▶ [Problem details]
Copy each line where the word "JSON" occurs.
>> begin Data to process
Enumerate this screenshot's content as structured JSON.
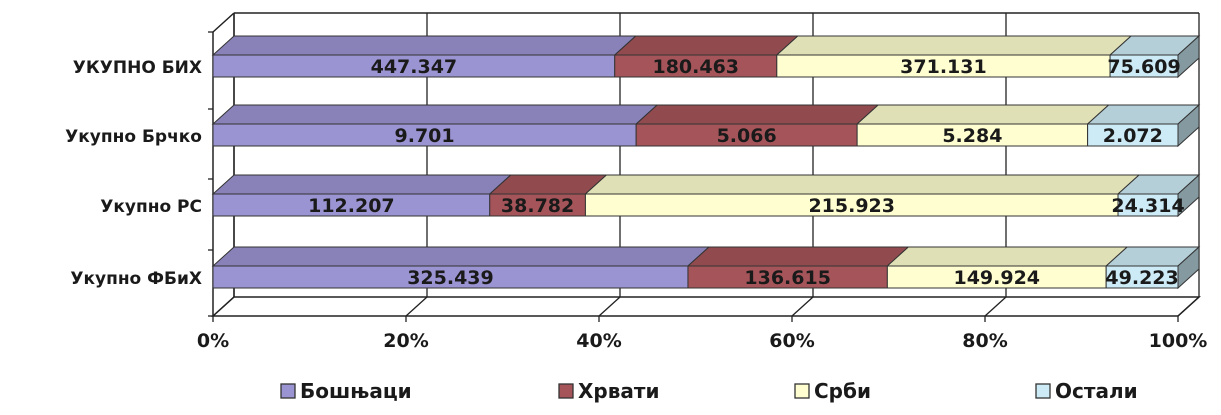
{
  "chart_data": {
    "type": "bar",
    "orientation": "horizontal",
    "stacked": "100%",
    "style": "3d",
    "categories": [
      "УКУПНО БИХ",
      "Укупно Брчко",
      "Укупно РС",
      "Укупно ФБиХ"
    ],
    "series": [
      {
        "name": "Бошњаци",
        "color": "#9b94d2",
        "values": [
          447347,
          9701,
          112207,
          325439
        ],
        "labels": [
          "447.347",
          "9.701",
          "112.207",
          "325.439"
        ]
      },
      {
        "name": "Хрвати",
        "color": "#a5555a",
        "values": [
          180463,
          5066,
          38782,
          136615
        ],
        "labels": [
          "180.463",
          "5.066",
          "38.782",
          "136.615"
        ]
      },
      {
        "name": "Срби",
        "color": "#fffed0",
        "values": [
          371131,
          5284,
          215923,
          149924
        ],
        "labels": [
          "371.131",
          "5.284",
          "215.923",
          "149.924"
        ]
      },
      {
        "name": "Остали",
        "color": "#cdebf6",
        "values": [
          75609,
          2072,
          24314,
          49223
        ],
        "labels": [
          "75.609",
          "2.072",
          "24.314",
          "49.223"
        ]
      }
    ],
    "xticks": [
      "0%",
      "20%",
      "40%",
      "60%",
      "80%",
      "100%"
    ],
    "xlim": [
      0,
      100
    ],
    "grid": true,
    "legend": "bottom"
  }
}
>> end Data to process
>> begin Data to process
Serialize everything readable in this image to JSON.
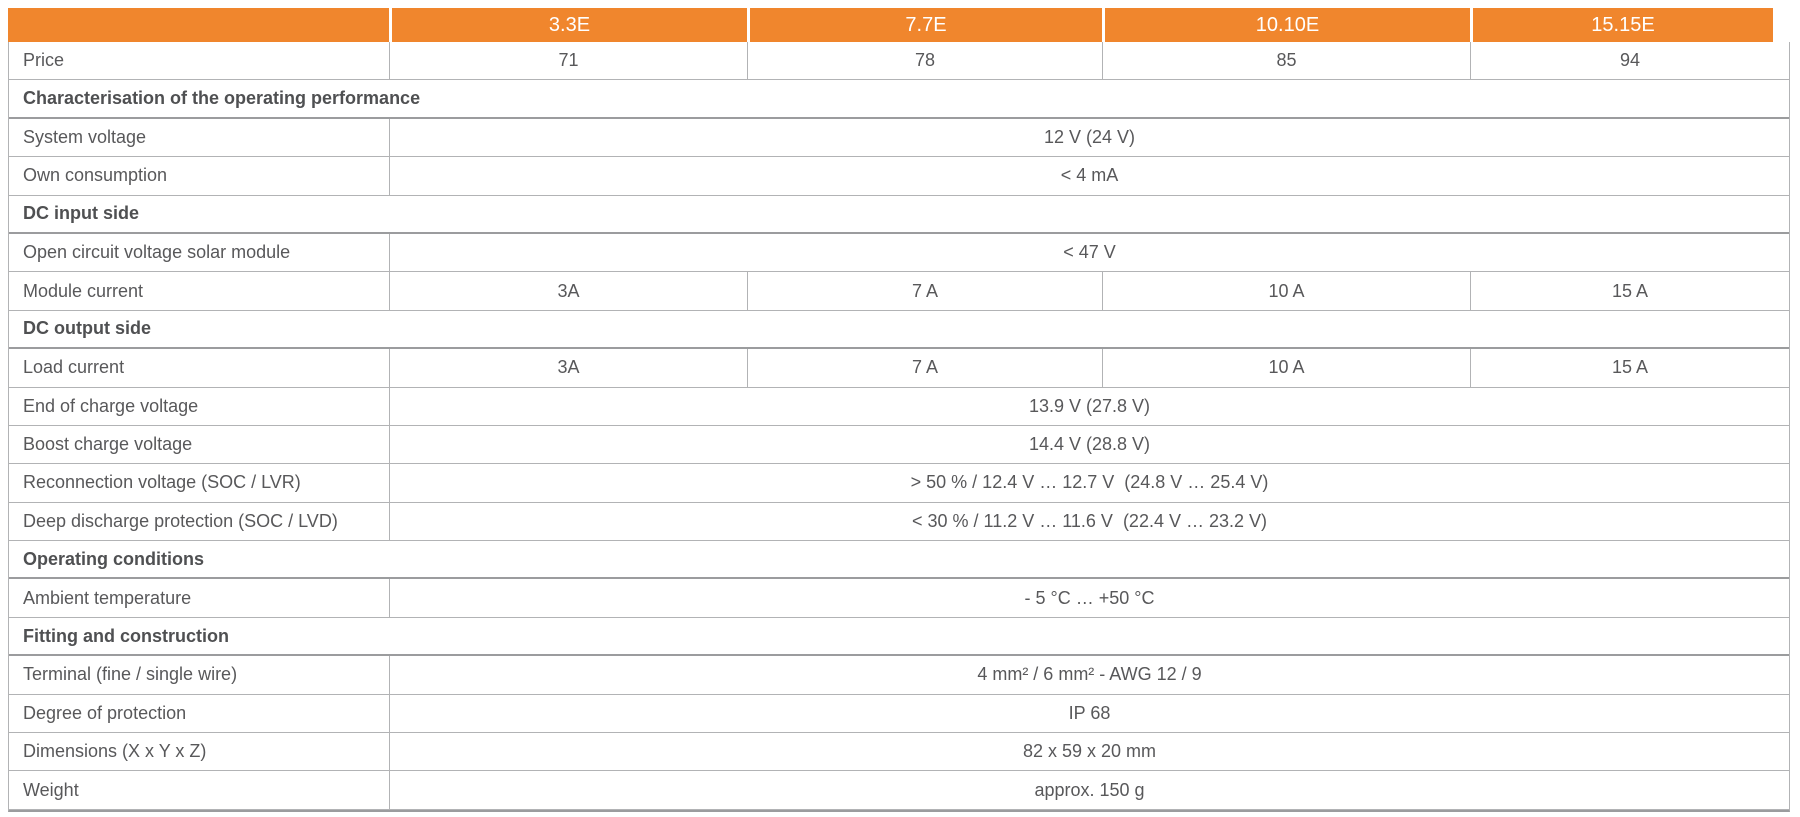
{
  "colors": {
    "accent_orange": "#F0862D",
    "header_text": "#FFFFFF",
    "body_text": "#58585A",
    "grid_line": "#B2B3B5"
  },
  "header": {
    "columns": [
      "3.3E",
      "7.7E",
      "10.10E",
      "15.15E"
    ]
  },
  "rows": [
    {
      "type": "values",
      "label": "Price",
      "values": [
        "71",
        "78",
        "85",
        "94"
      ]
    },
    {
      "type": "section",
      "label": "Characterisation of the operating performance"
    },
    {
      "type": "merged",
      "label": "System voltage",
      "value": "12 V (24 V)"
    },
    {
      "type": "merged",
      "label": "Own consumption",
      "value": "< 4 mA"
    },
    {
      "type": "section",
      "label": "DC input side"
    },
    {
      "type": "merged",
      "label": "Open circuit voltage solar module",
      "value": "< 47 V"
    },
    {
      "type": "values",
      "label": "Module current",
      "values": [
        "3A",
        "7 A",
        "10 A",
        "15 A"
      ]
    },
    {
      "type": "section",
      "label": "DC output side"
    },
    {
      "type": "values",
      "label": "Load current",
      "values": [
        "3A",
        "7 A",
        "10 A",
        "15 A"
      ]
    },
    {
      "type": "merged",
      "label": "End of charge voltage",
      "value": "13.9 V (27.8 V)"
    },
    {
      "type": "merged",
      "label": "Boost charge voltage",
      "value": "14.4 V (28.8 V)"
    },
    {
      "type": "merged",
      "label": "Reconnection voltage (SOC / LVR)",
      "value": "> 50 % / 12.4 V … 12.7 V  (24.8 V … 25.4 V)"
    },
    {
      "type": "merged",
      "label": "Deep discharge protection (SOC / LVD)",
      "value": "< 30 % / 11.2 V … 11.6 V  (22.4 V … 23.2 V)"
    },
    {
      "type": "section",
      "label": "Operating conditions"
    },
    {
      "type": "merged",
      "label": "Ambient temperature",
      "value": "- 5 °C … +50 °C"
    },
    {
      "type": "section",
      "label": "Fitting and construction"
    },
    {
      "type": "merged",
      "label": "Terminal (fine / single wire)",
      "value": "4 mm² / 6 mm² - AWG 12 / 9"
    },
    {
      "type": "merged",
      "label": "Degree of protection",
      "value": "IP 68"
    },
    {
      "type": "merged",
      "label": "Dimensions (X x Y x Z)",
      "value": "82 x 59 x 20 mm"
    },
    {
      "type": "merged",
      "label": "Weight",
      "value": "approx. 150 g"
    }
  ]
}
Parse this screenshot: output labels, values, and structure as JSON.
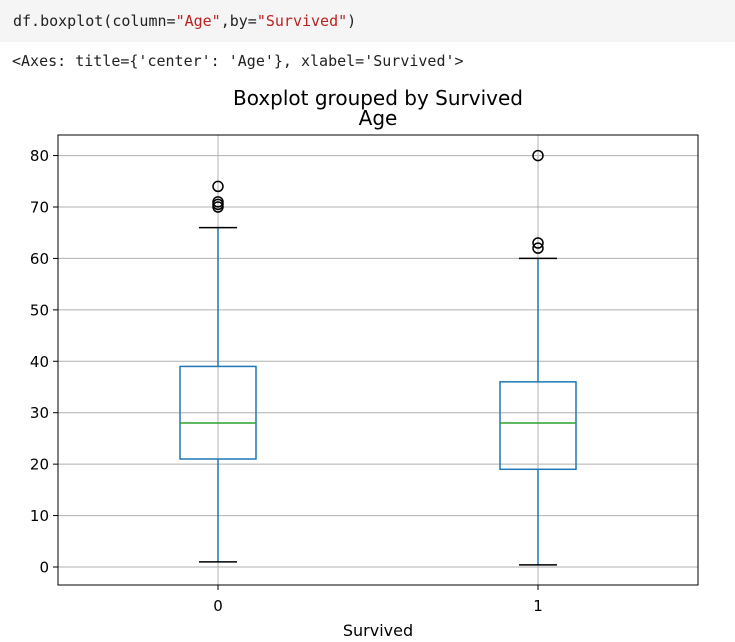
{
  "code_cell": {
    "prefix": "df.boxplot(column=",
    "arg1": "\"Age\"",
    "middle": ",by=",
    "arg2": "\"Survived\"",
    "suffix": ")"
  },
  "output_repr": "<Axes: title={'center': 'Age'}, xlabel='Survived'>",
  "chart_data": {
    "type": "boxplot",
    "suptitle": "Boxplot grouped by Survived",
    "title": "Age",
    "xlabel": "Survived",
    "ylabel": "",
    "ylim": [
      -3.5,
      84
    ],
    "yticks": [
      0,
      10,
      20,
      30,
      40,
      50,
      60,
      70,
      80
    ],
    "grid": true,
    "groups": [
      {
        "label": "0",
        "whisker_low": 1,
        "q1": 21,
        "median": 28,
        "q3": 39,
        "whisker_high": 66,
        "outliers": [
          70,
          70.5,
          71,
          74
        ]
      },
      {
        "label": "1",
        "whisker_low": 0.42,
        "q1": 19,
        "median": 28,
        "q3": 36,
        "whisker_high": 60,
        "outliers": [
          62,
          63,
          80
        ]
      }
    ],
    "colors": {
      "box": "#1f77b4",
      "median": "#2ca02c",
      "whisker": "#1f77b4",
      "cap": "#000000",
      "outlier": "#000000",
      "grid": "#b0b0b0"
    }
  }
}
>> end Data to process
>> begin Data to process
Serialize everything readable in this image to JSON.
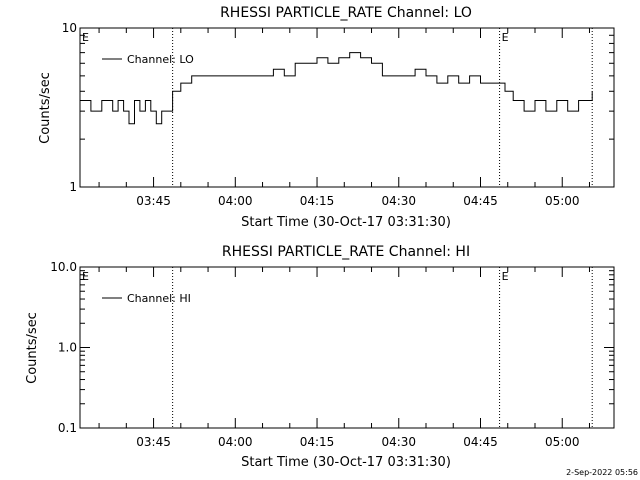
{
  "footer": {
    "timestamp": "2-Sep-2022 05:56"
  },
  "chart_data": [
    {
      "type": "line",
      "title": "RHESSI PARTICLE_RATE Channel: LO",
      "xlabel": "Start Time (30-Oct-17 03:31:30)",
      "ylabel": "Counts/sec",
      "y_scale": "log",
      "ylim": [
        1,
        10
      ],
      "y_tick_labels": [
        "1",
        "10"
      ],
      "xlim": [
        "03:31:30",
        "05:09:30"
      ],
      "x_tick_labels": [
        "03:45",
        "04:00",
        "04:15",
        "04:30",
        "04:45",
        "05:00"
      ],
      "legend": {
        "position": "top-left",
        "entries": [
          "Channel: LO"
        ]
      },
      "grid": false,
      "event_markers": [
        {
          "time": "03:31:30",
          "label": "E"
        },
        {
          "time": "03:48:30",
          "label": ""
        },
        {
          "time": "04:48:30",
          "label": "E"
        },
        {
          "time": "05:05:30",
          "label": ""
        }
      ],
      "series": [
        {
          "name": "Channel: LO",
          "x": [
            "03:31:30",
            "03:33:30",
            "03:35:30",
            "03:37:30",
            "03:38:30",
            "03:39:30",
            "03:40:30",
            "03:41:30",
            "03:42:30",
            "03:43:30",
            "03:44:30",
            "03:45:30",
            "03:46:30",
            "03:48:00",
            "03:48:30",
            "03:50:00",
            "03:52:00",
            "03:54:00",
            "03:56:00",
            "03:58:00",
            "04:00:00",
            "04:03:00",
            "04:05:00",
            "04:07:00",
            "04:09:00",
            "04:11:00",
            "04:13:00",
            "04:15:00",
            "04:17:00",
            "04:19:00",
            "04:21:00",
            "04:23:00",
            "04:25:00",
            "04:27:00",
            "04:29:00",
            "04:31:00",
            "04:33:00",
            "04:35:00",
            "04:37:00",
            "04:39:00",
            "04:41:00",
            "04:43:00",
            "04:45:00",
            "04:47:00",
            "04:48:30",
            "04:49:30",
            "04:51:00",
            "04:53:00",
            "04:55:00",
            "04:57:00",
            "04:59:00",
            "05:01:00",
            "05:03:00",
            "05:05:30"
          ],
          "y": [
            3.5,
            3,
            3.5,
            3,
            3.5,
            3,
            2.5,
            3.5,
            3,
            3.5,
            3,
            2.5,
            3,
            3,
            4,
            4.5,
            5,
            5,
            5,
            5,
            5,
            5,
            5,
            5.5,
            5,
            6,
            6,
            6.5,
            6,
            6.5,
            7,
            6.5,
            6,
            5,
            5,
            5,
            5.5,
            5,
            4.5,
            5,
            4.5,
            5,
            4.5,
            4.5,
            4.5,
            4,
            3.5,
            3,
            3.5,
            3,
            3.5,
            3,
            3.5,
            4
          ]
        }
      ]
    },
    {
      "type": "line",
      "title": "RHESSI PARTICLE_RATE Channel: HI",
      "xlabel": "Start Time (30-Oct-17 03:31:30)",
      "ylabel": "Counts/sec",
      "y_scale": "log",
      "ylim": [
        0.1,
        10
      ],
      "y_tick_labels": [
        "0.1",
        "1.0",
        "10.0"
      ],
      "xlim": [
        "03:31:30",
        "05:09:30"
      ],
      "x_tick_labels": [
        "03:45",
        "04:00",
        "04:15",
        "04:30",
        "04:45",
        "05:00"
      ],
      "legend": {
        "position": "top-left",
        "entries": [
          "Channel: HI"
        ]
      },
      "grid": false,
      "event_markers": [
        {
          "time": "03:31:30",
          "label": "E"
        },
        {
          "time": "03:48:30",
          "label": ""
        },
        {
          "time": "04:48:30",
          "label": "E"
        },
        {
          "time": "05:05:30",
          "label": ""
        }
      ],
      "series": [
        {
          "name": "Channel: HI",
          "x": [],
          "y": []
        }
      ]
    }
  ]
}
>> end Data to process
▶ [In response]
Enumerate this screenshot's content as structured JSON.
Serialize everything readable in this image to JSON.
Parse this screenshot: output labels, values, and structure as JSON.
Serialize everything readable in this image to JSON.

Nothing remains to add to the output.